JOB:
Check every line for the word "this" and state how many lines have it. Reply with the number alone.

Saved entries:
-- start --

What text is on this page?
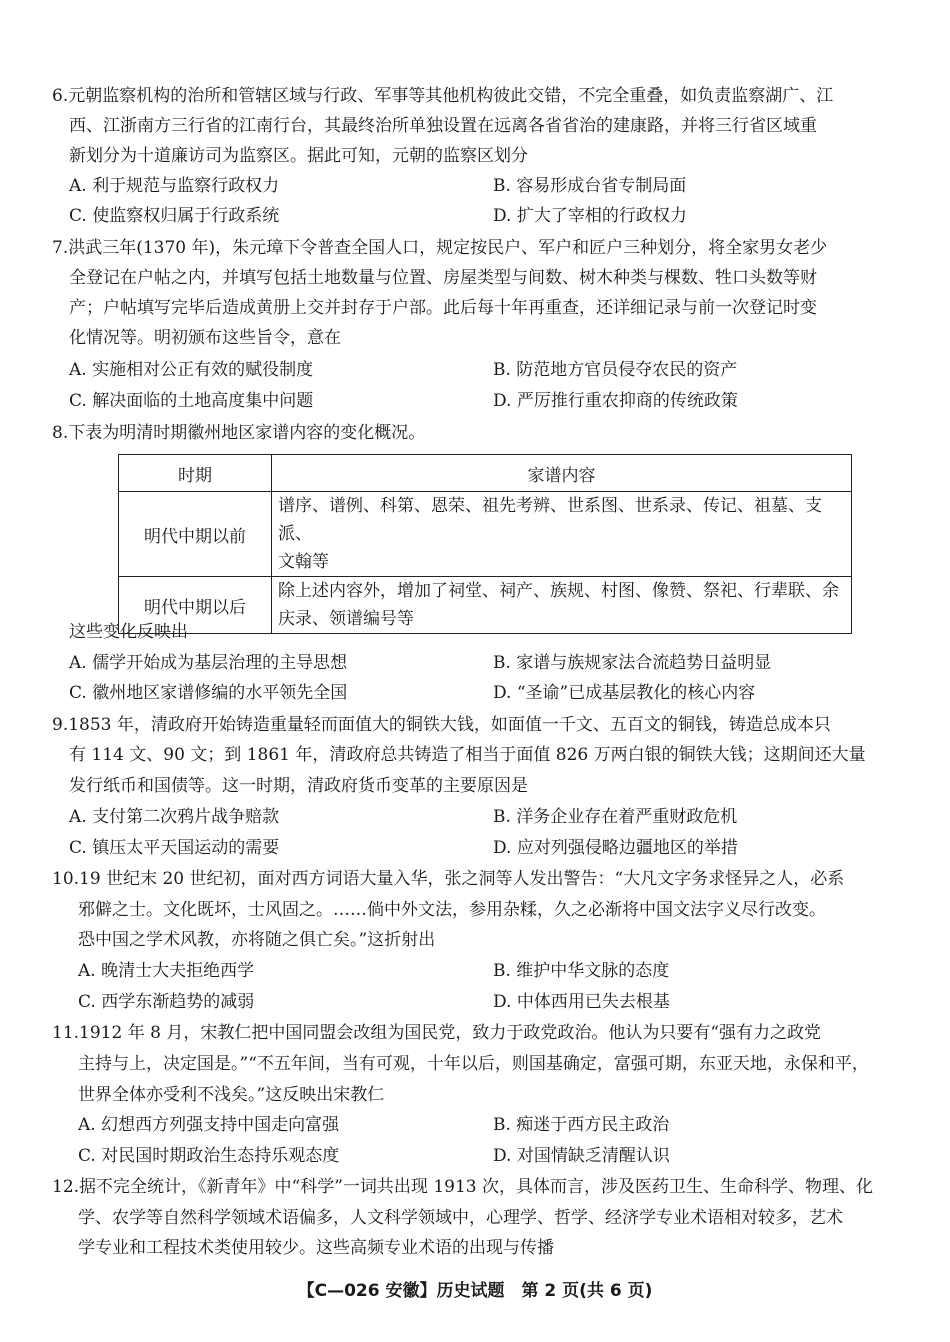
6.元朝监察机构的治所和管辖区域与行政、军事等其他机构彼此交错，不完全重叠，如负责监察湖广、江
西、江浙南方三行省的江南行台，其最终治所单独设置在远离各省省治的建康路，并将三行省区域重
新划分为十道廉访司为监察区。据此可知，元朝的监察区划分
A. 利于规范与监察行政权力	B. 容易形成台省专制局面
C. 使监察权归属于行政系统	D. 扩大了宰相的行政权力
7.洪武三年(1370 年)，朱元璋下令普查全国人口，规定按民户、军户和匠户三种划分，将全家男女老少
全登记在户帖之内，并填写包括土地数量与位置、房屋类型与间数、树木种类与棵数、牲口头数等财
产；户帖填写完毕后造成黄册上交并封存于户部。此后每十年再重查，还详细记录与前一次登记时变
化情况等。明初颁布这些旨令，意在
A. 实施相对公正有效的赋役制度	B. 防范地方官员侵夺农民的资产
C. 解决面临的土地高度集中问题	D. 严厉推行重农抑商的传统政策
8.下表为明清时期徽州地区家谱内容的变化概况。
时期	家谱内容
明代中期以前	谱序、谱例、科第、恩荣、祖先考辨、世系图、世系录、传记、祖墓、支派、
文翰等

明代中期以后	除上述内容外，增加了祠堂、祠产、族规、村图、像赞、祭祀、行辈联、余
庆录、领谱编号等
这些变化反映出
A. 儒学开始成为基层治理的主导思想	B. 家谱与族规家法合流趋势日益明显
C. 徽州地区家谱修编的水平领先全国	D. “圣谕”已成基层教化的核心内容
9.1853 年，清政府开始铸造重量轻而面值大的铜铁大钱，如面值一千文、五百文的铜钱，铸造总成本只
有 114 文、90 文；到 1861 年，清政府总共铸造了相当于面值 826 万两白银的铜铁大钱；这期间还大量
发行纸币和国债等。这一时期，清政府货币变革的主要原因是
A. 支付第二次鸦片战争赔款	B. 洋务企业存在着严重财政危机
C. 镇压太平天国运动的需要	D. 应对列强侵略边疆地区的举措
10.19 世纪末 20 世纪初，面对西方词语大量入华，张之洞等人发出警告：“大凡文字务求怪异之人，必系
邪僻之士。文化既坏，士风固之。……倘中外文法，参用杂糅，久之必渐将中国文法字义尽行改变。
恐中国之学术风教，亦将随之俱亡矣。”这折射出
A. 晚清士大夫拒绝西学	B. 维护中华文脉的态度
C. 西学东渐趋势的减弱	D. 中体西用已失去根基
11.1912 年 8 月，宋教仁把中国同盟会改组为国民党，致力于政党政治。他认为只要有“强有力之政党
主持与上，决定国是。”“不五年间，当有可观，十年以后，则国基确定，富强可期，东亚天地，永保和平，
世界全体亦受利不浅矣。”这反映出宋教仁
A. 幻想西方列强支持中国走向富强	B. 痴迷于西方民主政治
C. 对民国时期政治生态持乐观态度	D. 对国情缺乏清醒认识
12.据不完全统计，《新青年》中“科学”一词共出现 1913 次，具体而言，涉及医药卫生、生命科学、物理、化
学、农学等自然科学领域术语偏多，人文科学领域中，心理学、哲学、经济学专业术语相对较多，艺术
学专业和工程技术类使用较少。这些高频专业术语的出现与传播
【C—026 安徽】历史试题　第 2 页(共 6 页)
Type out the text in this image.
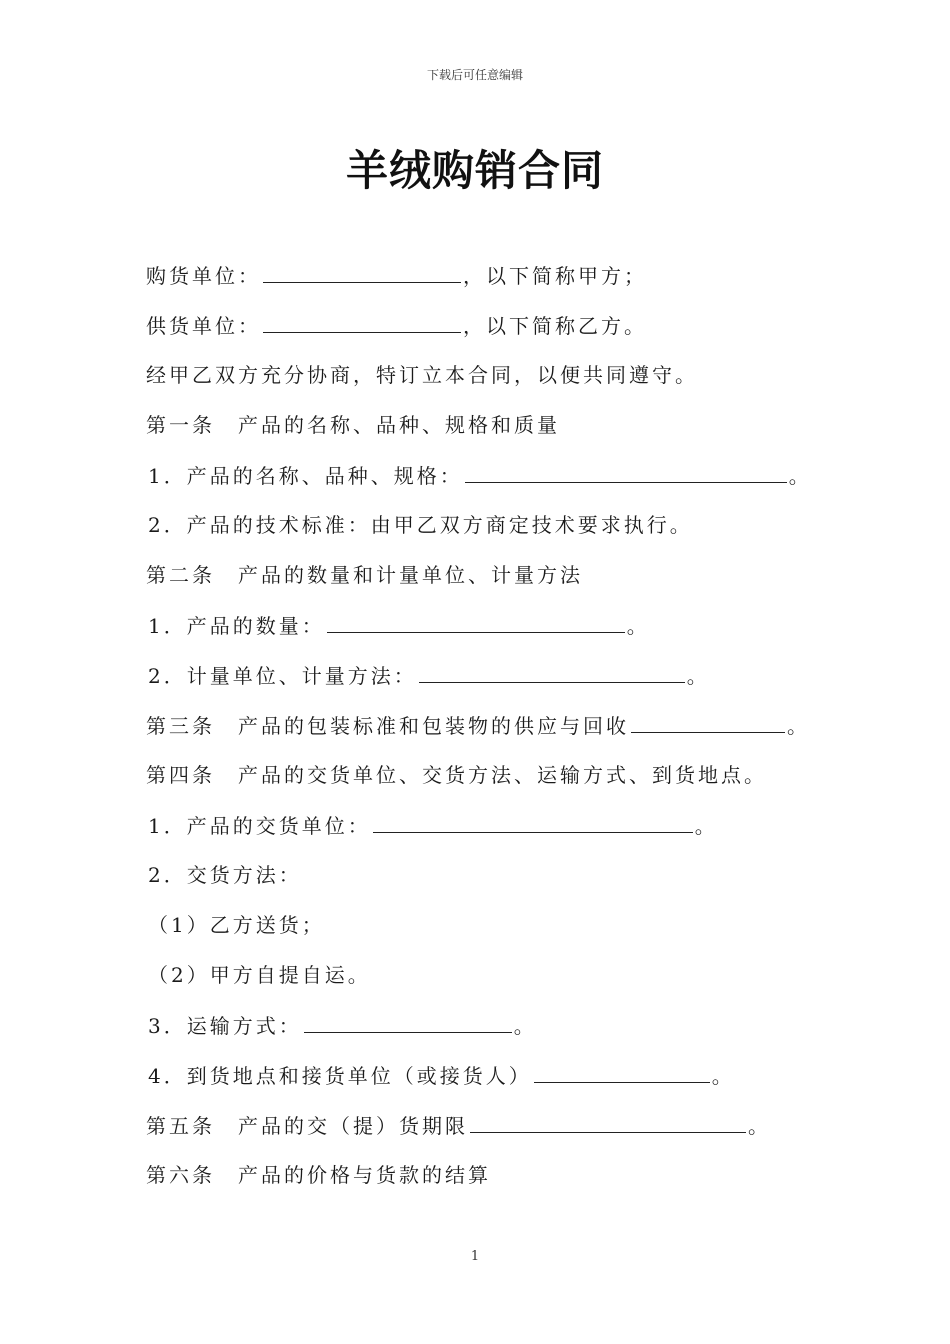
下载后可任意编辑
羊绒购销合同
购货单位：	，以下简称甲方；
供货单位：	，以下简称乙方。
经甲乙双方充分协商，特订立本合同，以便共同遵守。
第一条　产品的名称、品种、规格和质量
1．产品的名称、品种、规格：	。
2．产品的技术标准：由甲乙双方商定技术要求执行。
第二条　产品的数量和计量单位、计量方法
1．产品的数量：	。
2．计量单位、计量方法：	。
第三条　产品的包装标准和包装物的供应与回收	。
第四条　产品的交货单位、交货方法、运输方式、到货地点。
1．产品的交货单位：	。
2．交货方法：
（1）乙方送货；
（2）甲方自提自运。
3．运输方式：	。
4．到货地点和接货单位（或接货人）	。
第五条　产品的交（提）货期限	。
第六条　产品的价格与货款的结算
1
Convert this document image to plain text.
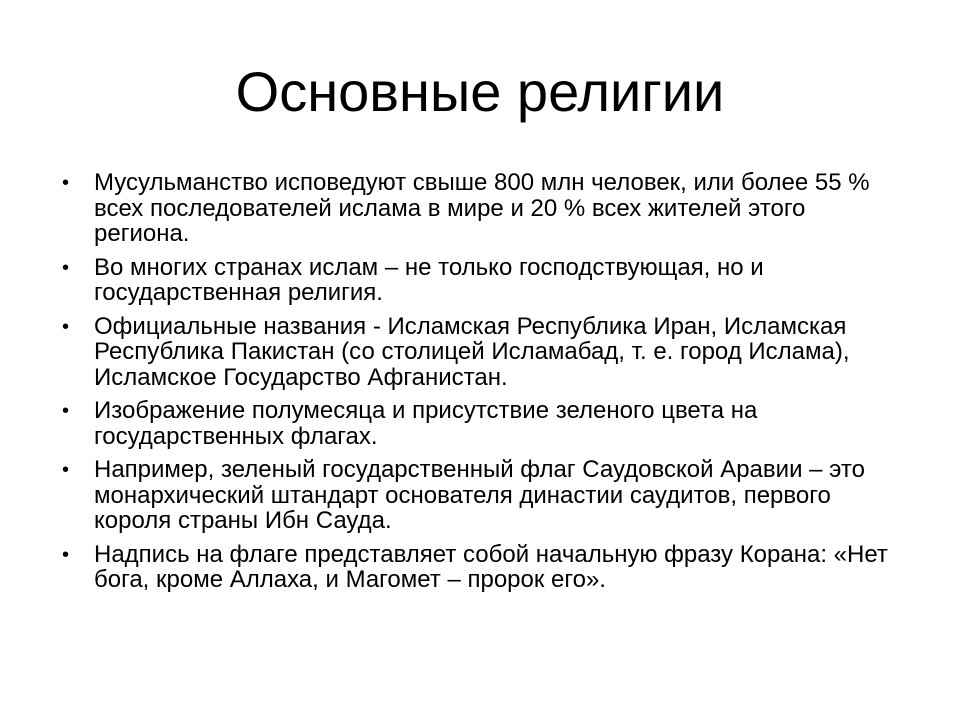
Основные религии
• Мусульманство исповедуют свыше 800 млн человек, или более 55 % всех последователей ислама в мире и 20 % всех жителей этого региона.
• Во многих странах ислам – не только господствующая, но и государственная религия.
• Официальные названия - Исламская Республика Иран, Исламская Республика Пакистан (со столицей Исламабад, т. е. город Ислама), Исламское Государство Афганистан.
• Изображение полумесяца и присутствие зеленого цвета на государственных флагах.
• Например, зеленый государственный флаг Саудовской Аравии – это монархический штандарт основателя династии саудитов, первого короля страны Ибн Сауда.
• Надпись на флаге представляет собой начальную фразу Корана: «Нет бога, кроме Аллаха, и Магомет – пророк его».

-- end --

TASK SOLUTION:
3